> [EXERCISE OBJECTIVE] Please quote every line word for word.

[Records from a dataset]
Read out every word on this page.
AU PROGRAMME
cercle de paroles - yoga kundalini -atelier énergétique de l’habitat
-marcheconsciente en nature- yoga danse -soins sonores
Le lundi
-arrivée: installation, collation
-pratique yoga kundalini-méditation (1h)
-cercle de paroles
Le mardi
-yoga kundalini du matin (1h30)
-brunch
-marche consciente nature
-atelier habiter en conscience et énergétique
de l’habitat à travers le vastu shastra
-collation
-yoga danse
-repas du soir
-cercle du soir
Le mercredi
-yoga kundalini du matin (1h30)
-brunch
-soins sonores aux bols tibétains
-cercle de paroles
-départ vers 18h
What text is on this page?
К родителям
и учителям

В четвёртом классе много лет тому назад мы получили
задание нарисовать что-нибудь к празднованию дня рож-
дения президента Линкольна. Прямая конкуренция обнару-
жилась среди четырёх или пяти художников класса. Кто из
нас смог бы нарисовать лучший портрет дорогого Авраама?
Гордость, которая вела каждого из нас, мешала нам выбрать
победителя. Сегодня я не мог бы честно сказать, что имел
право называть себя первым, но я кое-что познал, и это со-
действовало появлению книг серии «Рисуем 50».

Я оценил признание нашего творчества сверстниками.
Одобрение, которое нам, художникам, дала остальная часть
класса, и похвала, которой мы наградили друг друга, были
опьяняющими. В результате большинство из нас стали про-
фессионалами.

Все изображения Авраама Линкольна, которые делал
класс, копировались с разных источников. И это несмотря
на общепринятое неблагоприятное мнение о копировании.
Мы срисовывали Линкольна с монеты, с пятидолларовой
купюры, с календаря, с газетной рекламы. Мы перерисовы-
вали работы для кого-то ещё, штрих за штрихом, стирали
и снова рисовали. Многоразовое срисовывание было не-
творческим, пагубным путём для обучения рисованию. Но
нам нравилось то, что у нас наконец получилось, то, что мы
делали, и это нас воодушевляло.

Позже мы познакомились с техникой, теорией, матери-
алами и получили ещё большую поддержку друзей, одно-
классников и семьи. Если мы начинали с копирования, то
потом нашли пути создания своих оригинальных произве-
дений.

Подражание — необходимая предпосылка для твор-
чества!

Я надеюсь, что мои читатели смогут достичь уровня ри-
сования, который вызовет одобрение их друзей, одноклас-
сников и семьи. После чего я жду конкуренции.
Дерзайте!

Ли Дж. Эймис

> [WORKED ANSWER]
Read out every word on this page.
AU PROGRAMME
cercle de paroles - yoga kundalini -atelier énergétique de l’habitat
-marcheconsciente en nature- yoga danse -soins sonores
Le lundi
-arrivée: installation, collation
-pratique yoga kundalini-méditation (1h)
-cercle de paroles
Le mardi
-yoga kundalini du matin (1h30)
-brunch
-marche consciente nature
-atelier habiter en conscience et énergétique
de l’habitat à travers le vastu shastra
-collation
-yoga danse
-repas du soir
-cercle du soir
Le mercredi
-yoga kundalini du matin (1h30)
-brunch
-soins sonores aux bols tibétains
-cercle de paroles
-départ vers 18h
What text is on this page?
К родителям
и учителям

В четвёртом классе много лет тому назад мы получили
задание нарисовать что-нибудь к празднованию дня рож-
дения президента Линкольна. Прямая конкуренция обнару-
жилась среди четырёх или пяти художников класса. Кто из
нас смог бы нарисовать лучший портрет дорогого Авраама?
Гордость, которая вела каждого из нас, мешала нам выбрать
победителя. Сегодня я не мог бы честно сказать, что имел
право называть себя первым, но я кое-что познал, и это со-
действовало появлению книг серии «Рисуем 50».

Я оценил признание нашего творчества сверстниками.
Одобрение, которое нам, художникам, дала остальная часть
класса, и похвала, которой мы наградили друг друга, были
опьяняющими. В результате большинство из нас стали про-
фессионалами.

Все изображения Авраама Линкольна, которые делал
класс, копировались с разных источников. И это несмотря
на общепринятое неблагоприятное мнение о копировании.
Мы срисовывали Линкольна с монеты, с пятидолларовой
купюры, с календаря, с газетной рекламы. Мы перерисовы-
вали работы для кого-то ещё, штрих за штрихом, стирали
и снова рисовали. Многоразовое срисовывание было не-
творческим, пагубным путём для обучения рисованию. Но
нам нравилось то, что у нас наконец получилось, то, что мы
делали, и это нас воодушевляло.

Позже мы познакомились с техникой, теорией, матери-
алами и получили ещё большую поддержку друзей, одно-
классников и семьи. Если мы начинали с копирования, то
потом нашли пути создания своих оригинальных произве-
дений.

Подражание — необходимая предпосылка для твор-
чества!

Я надеюсь, что мои читатели смогут достичь уровня ри-
сования, который вызовет одобрение их друзей, одноклас-
сников и семьи. После чего я жду конкуренции.
Дерзайте!

Ли Дж. Эймис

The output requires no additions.